**Exercise brief:** All lines in the material with the string "type" should be listed.

**Records for the task:**
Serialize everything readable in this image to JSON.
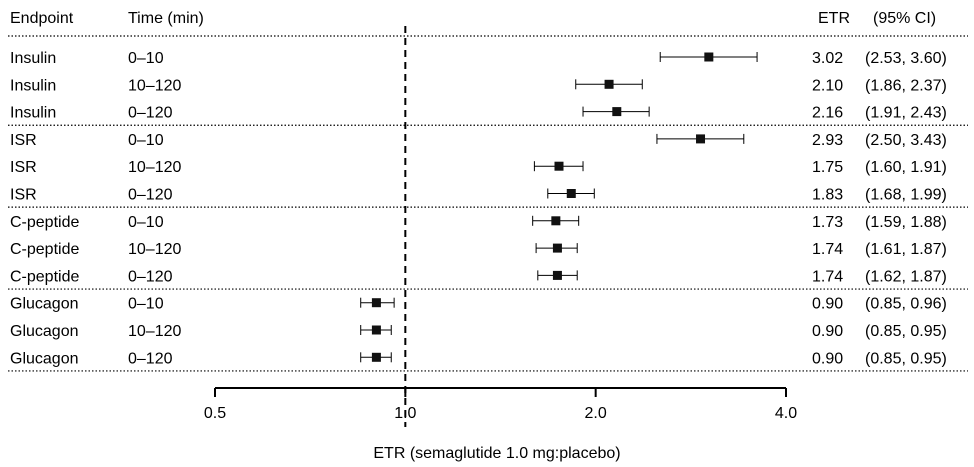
{
  "chart_data": {
    "type": "forest",
    "xlabel": "ETR (semaglutide 1.0 mg:placebo)",
    "xscale": "log2",
    "xlim": [
      0.5,
      4.0
    ],
    "xticks": [
      0.5,
      1.0,
      2.0,
      4.0
    ],
    "xtick_labels": [
      "0.5",
      "1.0",
      "2.0",
      "4.0"
    ],
    "reference_line": 1.0,
    "headers": {
      "endpoint": "Endpoint",
      "time": "Time (min)",
      "etr": "ETR",
      "ci": "(95% CI)"
    },
    "groups": [
      {
        "endpoint": "Insulin",
        "rows": [
          0,
          1,
          2
        ]
      },
      {
        "endpoint": "ISR",
        "rows": [
          3,
          4,
          5
        ]
      },
      {
        "endpoint": "C-peptide",
        "rows": [
          6,
          7,
          8
        ]
      },
      {
        "endpoint": "Glucagon",
        "rows": [
          9,
          10,
          11
        ]
      }
    ],
    "rows": [
      {
        "endpoint": "Insulin",
        "time": "0–10",
        "etr": 3.02,
        "lo": 2.53,
        "hi": 3.6,
        "etr_text": "3.02",
        "ci_text": "(2.53, 3.60)"
      },
      {
        "endpoint": "Insulin",
        "time": "10–120",
        "etr": 2.1,
        "lo": 1.86,
        "hi": 2.37,
        "etr_text": "2.10",
        "ci_text": "(1.86, 2.37)"
      },
      {
        "endpoint": "Insulin",
        "time": "0–120",
        "etr": 2.16,
        "lo": 1.91,
        "hi": 2.43,
        "etr_text": "2.16",
        "ci_text": "(1.91, 2.43)"
      },
      {
        "endpoint": "ISR",
        "time": "0–10",
        "etr": 2.93,
        "lo": 2.5,
        "hi": 3.43,
        "etr_text": "2.93",
        "ci_text": "(2.50, 3.43)"
      },
      {
        "endpoint": "ISR",
        "time": "10–120",
        "etr": 1.75,
        "lo": 1.6,
        "hi": 1.91,
        "etr_text": "1.75",
        "ci_text": "(1.60, 1.91)"
      },
      {
        "endpoint": "ISR",
        "time": "0–120",
        "etr": 1.83,
        "lo": 1.68,
        "hi": 1.99,
        "etr_text": "1.83",
        "ci_text": "(1.68, 1.99)"
      },
      {
        "endpoint": "C-peptide",
        "time": "0–10",
        "etr": 1.73,
        "lo": 1.59,
        "hi": 1.88,
        "etr_text": "1.73",
        "ci_text": "(1.59, 1.88)"
      },
      {
        "endpoint": "C-peptide",
        "time": "10–120",
        "etr": 1.74,
        "lo": 1.61,
        "hi": 1.87,
        "etr_text": "1.74",
        "ci_text": "(1.61, 1.87)"
      },
      {
        "endpoint": "C-peptide",
        "time": "0–120",
        "etr": 1.74,
        "lo": 1.62,
        "hi": 1.87,
        "etr_text": "1.74",
        "ci_text": "(1.62, 1.87)"
      },
      {
        "endpoint": "Glucagon",
        "time": "0–10",
        "etr": 0.9,
        "lo": 0.85,
        "hi": 0.96,
        "etr_text": "0.90",
        "ci_text": "(0.85, 0.96)"
      },
      {
        "endpoint": "Glucagon",
        "time": "10–120",
        "etr": 0.9,
        "lo": 0.85,
        "hi": 0.95,
        "etr_text": "0.90",
        "ci_text": "(0.85, 0.95)"
      },
      {
        "endpoint": "Glucagon",
        "time": "0–120",
        "etr": 0.9,
        "lo": 0.85,
        "hi": 0.95,
        "etr_text": "0.90",
        "ci_text": "(0.85, 0.95)"
      }
    ],
    "colors": {
      "marker": "#111111",
      "line": "#000000"
    },
    "grid": false
  }
}
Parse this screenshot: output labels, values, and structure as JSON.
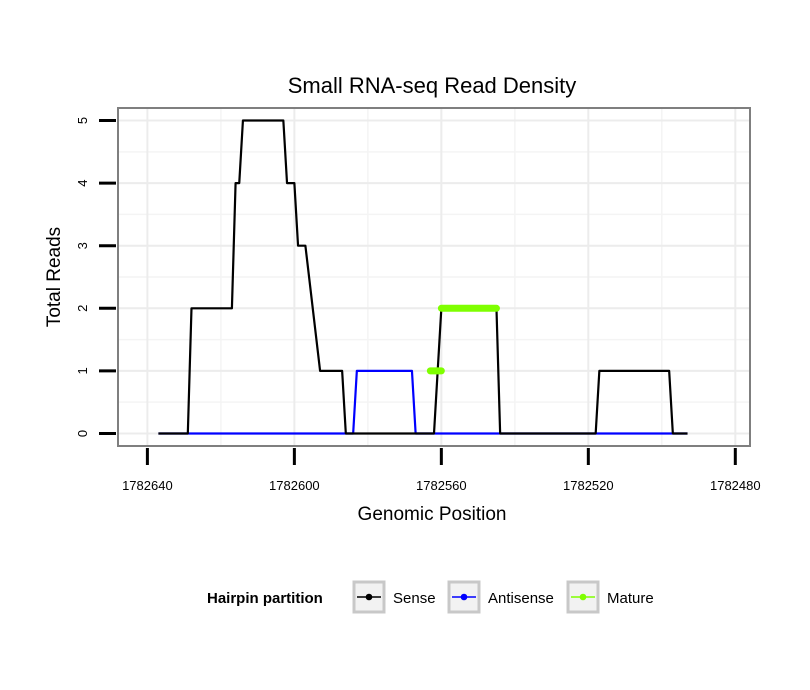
{
  "chart_data": {
    "type": "line",
    "title": "Small RNA-seq Read Density",
    "xlabel": "Genomic Position",
    "ylabel": "Total Reads",
    "x_reversed": true,
    "xlim": [
      1782648,
      1782476
    ],
    "ylim": [
      -0.2,
      5.2
    ],
    "x_ticks": [
      1782640,
      1782600,
      1782560,
      1782520,
      1782480
    ],
    "y_ticks": [
      0,
      1,
      2,
      3,
      4,
      5
    ],
    "grid": true,
    "legend": {
      "title": "Hairpin partition",
      "position": "bottom",
      "entries": [
        "Sense",
        "Antisense",
        "Mature"
      ]
    },
    "series": [
      {
        "name": "Sense",
        "color": "#000000",
        "x": [
          1782637,
          1782629,
          1782628,
          1782617,
          1782616,
          1782615,
          1782614,
          1782613,
          1782611,
          1782603,
          1782602,
          1782600,
          1782599,
          1782597,
          1782593,
          1782587,
          1782586,
          1782583,
          1782562,
          1782561,
          1782560,
          1782545,
          1782544,
          1782518,
          1782517,
          1782498,
          1782497,
          1782493
        ],
        "y": [
          0,
          0,
          2,
          2,
          4,
          4,
          5,
          5,
          5,
          5,
          4,
          4,
          3,
          3,
          1,
          1,
          0,
          0,
          0,
          1,
          2,
          2,
          0,
          0,
          1,
          1,
          0,
          0
        ]
      },
      {
        "name": "Antisense",
        "color": "#0000ff",
        "x": [
          1782637,
          1782584,
          1782583,
          1782568,
          1782567,
          1782493
        ],
        "y": [
          0,
          0,
          1,
          1,
          0,
          0
        ]
      },
      {
        "name": "Mature",
        "color": "#7fff00",
        "segments": [
          {
            "x": [
              1782563,
              1782560
            ],
            "y": [
              1,
              1
            ]
          },
          {
            "x": [
              1782560,
              1782545
            ],
            "y": [
              2,
              2
            ]
          }
        ]
      }
    ]
  }
}
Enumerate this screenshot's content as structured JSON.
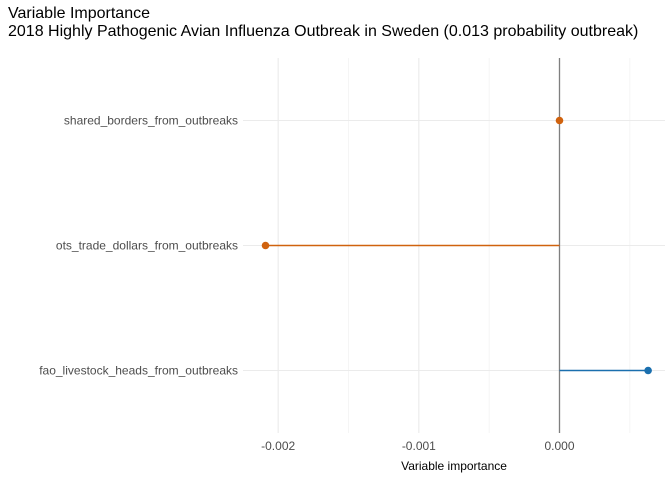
{
  "chart_data": {
    "type": "lollipop",
    "title": "Variable Importance",
    "subtitle": "2018 Highly Pathogenic Avian Influenza Outbreak in Sweden (0.013 probability outbreak)",
    "xlabel": "Variable importance",
    "ylabel": "",
    "categories": [
      "shared_borders_from_outbreaks",
      "ots_trade_dollars_from_outbreaks",
      "fao_livestock_heads_from_outbreaks"
    ],
    "values": [
      0.0,
      -0.00209,
      0.00063
    ],
    "xlim": [
      -0.00225,
      0.00075
    ],
    "x_ticks": [
      -0.002,
      -0.001,
      0.0
    ],
    "x_tick_labels": [
      "-0.002",
      "-0.001",
      "0.000"
    ],
    "grid": true,
    "legend": "none",
    "colors": {
      "positive": "#1a6fae",
      "negative": "#d0620e",
      "zero_line": "#7f7f7f",
      "grid_major": "#ebebeb",
      "grid_minor": "#f5f5f5"
    }
  }
}
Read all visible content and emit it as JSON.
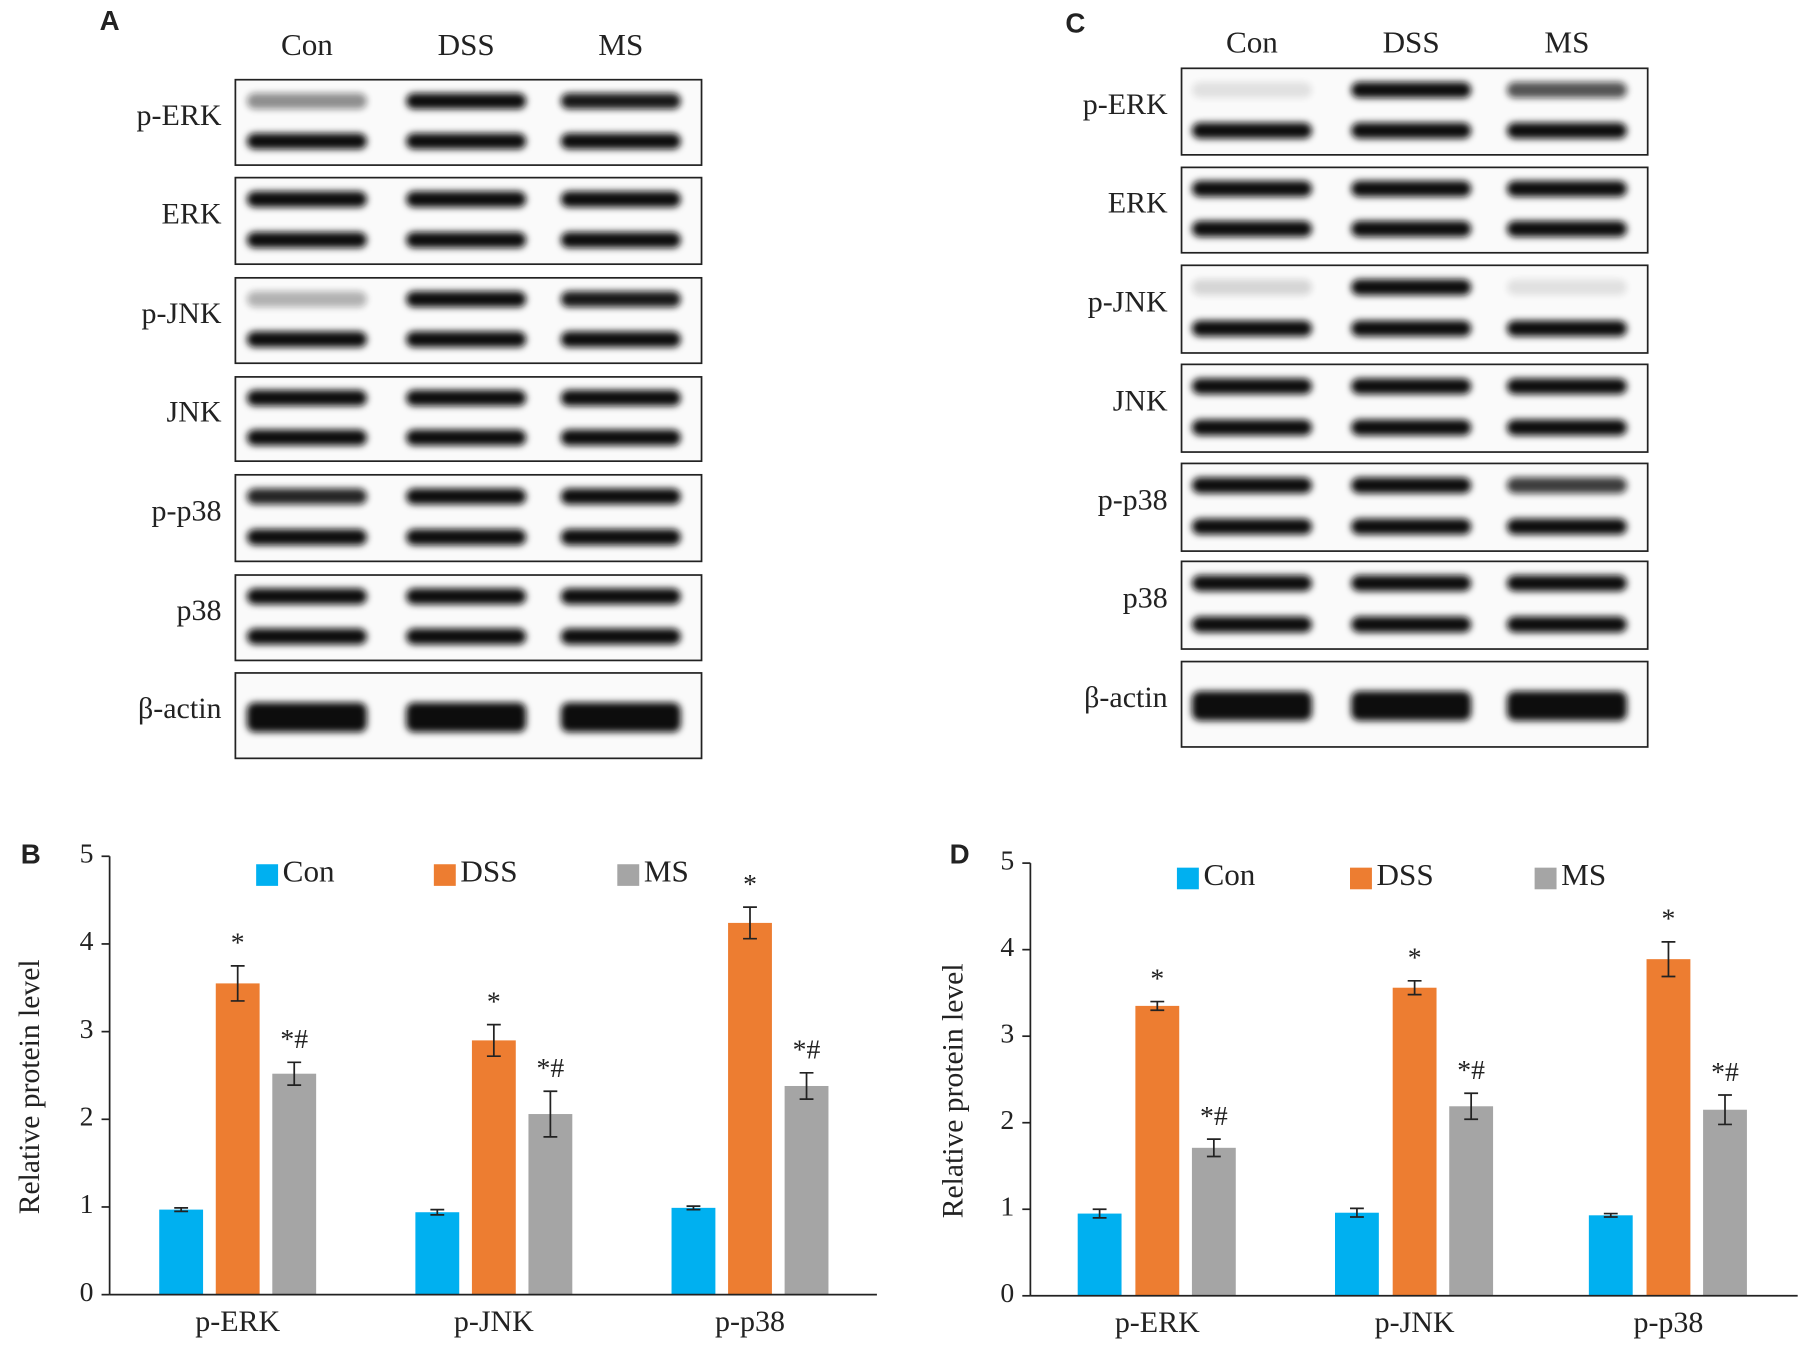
{
  "blots": [
    {
      "label": "A",
      "lanes": [
        "Con",
        "DSS",
        "MS"
      ],
      "rows": [
        "p-ERK",
        "ERK",
        "p-JNK",
        "JNK",
        "p-p38",
        "p38",
        "β-actin"
      ]
    },
    {
      "label": "C",
      "lanes": [
        "Con",
        "DSS",
        "MS"
      ],
      "rows": [
        "p-ERK",
        "ERK",
        "p-JNK",
        "JNK",
        "p-p38",
        "p38",
        "β-actin"
      ]
    }
  ],
  "chart_data": [
    {
      "type": "bar",
      "label": "B",
      "ylabel": "Relative protein level",
      "categories": [
        "p-ERK",
        "p-JNK",
        "p-p38"
      ],
      "series": [
        {
          "name": "Con",
          "color": "#00b0f0",
          "values": [
            0.97,
            0.94,
            0.99
          ],
          "errors": [
            0.02,
            0.03,
            0.02
          ]
        },
        {
          "name": "DSS",
          "color": "#ed7d31",
          "values": [
            3.55,
            2.9,
            4.24
          ],
          "errors": [
            0.2,
            0.18,
            0.18
          ],
          "annotations": [
            "*",
            "*",
            "*"
          ]
        },
        {
          "name": "MS",
          "color": "#a5a5a5",
          "values": [
            2.52,
            2.06,
            2.38
          ],
          "errors": [
            0.13,
            0.26,
            0.15
          ],
          "annotations": [
            "*#",
            "*#",
            "*#"
          ]
        }
      ],
      "ylim": [
        0,
        5
      ],
      "yticks": [
        0,
        1,
        2,
        3,
        4,
        5
      ],
      "grid": false,
      "legend": "top"
    },
    {
      "type": "bar",
      "label": "D",
      "ylabel": "Relative protein level",
      "categories": [
        "p-ERK",
        "p-JNK",
        "p-p38"
      ],
      "series": [
        {
          "name": "Con",
          "color": "#00b0f0",
          "values": [
            0.95,
            0.96,
            0.93
          ],
          "errors": [
            0.05,
            0.05,
            0.02
          ]
        },
        {
          "name": "DSS",
          "color": "#ed7d31",
          "values": [
            3.35,
            3.56,
            3.89
          ],
          "errors": [
            0.05,
            0.08,
            0.2
          ],
          "annotations": [
            "*",
            "*",
            "*"
          ]
        },
        {
          "name": "MS",
          "color": "#a5a5a5",
          "values": [
            1.71,
            2.19,
            2.15
          ],
          "errors": [
            0.1,
            0.15,
            0.17
          ],
          "annotations": [
            "*#",
            "*#",
            "*#"
          ]
        }
      ],
      "ylim": [
        0,
        5
      ],
      "yticks": [
        0,
        1,
        2,
        3,
        4,
        5
      ],
      "grid": false,
      "legend": "top"
    }
  ]
}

**Reply to the task:**
    "type": "forest",
    "type": "line",
    "type": "lollipop",
      "type": "bar",
      "type": "bar",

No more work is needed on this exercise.